§ Exercise brief:
Identify the lines that contain the string "endémiques", then copy each of them.

[start Provided data]

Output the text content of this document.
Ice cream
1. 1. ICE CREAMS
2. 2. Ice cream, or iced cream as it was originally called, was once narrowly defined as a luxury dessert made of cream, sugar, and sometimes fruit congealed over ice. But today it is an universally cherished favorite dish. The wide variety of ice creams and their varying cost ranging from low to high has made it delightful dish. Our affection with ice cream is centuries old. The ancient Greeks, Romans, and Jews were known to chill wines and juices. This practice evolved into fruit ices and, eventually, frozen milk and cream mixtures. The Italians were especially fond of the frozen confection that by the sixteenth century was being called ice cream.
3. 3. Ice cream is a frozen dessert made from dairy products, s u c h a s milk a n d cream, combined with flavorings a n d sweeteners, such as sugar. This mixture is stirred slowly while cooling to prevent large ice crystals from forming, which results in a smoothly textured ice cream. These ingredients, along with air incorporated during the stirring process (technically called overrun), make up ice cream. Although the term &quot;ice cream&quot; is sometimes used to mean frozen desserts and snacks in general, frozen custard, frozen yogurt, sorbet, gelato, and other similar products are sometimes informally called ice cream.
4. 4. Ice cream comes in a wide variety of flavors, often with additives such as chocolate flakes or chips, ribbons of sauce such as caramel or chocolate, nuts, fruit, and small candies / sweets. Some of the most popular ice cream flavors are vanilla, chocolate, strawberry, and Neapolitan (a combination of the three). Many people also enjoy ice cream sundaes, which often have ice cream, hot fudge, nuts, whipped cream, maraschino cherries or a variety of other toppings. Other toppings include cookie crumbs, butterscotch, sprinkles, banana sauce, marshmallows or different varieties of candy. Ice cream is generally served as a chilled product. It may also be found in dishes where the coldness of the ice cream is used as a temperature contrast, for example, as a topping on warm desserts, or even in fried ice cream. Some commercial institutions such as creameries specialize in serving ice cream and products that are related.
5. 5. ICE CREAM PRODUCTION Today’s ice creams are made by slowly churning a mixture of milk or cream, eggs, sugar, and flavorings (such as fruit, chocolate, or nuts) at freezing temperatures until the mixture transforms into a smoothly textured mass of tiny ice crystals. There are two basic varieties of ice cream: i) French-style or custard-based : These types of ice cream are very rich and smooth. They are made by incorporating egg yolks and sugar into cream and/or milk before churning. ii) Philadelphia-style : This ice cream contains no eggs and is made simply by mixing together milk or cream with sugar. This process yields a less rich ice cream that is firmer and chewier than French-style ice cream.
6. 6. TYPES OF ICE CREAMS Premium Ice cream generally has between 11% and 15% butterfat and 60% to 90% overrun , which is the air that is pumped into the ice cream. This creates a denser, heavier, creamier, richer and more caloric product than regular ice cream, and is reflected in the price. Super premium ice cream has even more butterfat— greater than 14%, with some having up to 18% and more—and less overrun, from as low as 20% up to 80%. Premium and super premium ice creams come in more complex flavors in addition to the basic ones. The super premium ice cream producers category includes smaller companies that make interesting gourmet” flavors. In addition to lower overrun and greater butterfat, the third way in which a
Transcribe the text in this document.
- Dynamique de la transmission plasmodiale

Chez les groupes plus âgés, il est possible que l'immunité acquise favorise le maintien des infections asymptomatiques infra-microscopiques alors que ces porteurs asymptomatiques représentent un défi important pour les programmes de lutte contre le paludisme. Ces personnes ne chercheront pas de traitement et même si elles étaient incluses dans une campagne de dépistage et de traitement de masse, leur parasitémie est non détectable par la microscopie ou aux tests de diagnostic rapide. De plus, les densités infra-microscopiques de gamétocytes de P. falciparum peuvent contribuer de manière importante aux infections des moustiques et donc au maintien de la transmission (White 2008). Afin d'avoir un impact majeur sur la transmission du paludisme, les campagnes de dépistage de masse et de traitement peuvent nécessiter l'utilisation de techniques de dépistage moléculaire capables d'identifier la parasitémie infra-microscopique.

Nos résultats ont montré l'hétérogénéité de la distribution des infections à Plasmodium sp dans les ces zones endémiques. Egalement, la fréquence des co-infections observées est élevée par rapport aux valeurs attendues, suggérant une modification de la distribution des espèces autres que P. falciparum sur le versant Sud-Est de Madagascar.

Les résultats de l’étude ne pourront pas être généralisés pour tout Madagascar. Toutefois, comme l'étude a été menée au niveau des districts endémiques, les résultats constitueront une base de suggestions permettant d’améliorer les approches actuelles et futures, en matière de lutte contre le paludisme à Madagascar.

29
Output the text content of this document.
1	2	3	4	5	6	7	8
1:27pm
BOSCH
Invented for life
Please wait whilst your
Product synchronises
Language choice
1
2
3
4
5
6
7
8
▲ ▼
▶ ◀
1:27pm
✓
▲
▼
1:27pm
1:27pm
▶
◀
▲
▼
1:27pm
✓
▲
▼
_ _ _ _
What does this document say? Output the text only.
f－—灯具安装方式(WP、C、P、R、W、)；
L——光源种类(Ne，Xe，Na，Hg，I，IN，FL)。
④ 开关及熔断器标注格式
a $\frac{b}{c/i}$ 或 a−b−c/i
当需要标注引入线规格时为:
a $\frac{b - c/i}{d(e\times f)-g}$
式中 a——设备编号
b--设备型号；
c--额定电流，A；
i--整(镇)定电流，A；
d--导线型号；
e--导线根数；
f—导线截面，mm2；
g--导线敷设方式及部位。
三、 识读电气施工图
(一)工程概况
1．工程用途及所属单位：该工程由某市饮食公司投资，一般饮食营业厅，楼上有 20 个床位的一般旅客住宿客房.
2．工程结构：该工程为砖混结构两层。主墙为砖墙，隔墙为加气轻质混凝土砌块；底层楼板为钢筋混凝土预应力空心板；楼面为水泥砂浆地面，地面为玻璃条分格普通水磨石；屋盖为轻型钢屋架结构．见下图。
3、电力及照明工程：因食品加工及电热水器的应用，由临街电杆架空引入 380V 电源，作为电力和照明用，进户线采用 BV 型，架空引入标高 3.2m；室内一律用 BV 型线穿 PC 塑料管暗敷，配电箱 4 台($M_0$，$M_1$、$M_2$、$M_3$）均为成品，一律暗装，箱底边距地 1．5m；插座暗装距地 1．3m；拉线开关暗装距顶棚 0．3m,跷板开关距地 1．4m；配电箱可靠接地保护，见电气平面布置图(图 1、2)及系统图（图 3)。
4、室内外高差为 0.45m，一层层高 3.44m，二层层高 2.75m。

[end Provided data]

§ Answer to this problem:
Nos résultats ont montré l'hétérogénéité de la distribution des infections à Plasmodium sp dans les ces zones endémiques. Egalement, la fréquence des co-infections observées est élevée par rapport aux valeurs attendues, suggérant une modification de la distribution des espèces autres que P. falciparum sur le versant Sud-Est de Madagascar.
Les résultats de l’étude ne pourront pas être généralisés pour tout Madagascar. Toutefois, comme l'étude a été menée au niveau des districts endémiques, les résultats constitueront une base de suggestions permettant d’améliorer les approches actuelles et futures, en matière de lutte contre le paludisme à Madagascar.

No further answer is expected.